### Task details
Please retype all of the following entries exactly.

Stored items
========================================

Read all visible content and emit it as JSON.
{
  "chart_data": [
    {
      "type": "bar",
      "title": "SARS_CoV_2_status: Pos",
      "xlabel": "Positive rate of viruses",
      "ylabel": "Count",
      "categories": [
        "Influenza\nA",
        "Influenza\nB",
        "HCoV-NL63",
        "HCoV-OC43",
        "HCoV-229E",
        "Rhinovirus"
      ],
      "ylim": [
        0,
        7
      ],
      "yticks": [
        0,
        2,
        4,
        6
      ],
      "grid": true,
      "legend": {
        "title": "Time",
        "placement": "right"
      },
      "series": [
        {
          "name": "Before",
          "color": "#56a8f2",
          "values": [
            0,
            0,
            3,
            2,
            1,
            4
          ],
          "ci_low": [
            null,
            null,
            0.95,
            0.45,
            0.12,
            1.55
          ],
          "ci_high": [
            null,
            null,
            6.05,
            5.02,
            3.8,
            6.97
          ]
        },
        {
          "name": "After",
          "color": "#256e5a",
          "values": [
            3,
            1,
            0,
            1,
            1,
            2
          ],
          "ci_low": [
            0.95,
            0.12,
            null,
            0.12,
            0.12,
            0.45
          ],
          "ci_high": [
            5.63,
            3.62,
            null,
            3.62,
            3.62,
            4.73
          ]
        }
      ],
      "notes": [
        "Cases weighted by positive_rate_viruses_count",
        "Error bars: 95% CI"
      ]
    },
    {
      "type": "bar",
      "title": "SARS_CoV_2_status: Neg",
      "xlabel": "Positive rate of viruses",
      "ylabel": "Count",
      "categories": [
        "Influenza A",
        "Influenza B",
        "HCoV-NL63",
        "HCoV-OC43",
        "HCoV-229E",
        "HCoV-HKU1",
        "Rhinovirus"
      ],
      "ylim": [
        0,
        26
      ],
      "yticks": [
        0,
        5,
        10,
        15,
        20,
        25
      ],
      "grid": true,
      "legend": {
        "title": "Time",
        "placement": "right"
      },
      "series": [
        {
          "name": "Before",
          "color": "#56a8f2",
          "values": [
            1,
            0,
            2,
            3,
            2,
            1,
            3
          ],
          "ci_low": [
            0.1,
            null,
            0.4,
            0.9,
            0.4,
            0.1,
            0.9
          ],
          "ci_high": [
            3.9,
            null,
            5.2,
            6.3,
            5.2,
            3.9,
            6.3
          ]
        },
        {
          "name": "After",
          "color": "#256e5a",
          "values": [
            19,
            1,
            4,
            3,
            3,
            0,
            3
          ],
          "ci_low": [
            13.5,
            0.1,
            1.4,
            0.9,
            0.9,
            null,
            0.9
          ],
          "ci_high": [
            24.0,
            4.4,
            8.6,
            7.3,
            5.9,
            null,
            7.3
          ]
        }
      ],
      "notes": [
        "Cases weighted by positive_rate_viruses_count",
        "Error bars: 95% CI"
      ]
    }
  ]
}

========================================

### Result below
Read all visible content and emit it as JSON.
{
  "chart_data": [
    {
      "type": "bar",
      "title": "SARS_CoV_2_status: Pos",
      "xlabel": "Positive rate of viruses",
      "ylabel": "Count",
      "categories": [
        "Influenza\nA",
        "Influenza\nB",
        "HCoV-NL63",
        "HCoV-OC43",
        "HCoV-229E",
        "Rhinovirus"
      ],
      "ylim": [
        0,
        7
      ],
      "yticks": [
        0,
        2,
        4,
        6
      ],
      "grid": true,
      "legend": {
        "title": "Time",
        "placement": "right"
      },
      "series": [
        {
          "name": "Before",
          "color": "#56a8f2",
          "values": [
            0,
            0,
            3,
            2,
            1,
            4
          ],
          "ci_low": [
            null,
            null,
            0.95,
            0.45,
            0.12,
            1.55
          ],
          "ci_high": [
            null,
            null,
            6.05,
            5.02,
            3.8,
            6.97
          ]
        },
        {
          "name": "After",
          "color": "#256e5a",
          "values": [
            3,
            1,
            0,
            1,
            1,
            2
          ],
          "ci_low": [
            0.95,
            0.12,
            null,
            0.12,
            0.12,
            0.45
          ],
          "ci_high": [
            5.63,
            3.62,
            null,
            3.62,
            3.62,
            4.73
          ]
        }
      ],
      "notes": [
        "Cases weighted by positive_rate_viruses_count",
        "Error bars: 95% CI"
      ]
    },
    {
      "type": "bar",
      "title": "SARS_CoV_2_status: Neg",
      "xlabel": "Positive rate of viruses",
      "ylabel": "Count",
      "categories": [
        "Influenza A",
        "Influenza B",
        "HCoV-NL63",
        "HCoV-OC43",
        "HCoV-229E",
        "HCoV-HKU1",
        "Rhinovirus"
      ],
      "ylim": [
        0,
        26
      ],
      "yticks": [
        0,
        5,
        10,
        15,
        20,
        25
      ],
      "grid": true,
      "legend": {
        "title": "Time",
        "placement": "right"
      },
      "series": [
        {
          "name": "Before",
          "color": "#56a8f2",
          "values": [
            1,
            0,
            2,
            3,
            2,
            1,
            3
          ],
          "ci_low": [
            0.1,
            null,
            0.4,
            0.9,
            0.4,
            0.1,
            0.9
          ],
          "ci_high": [
            3.9,
            null,
            5.2,
            6.3,
            5.2,
            3.9,
            6.3
          ]
        },
        {
          "name": "After",
          "color": "#256e5a",
          "values": [
            19,
            1,
            4,
            3,
            3,
            0,
            3
          ],
          "ci_low": [
            13.5,
            0.1,
            1.4,
            0.9,
            0.9,
            null,
            0.9
          ],
          "ci_high": [
            24.0,
            4.4,
            8.6,
            7.3,
            5.9,
            null,
            7.3
          ]
        }
      ],
      "notes": [
        "Cases weighted by positive_rate_viruses_count",
        "Error bars: 95% CI"
      ]
    }
  ]
}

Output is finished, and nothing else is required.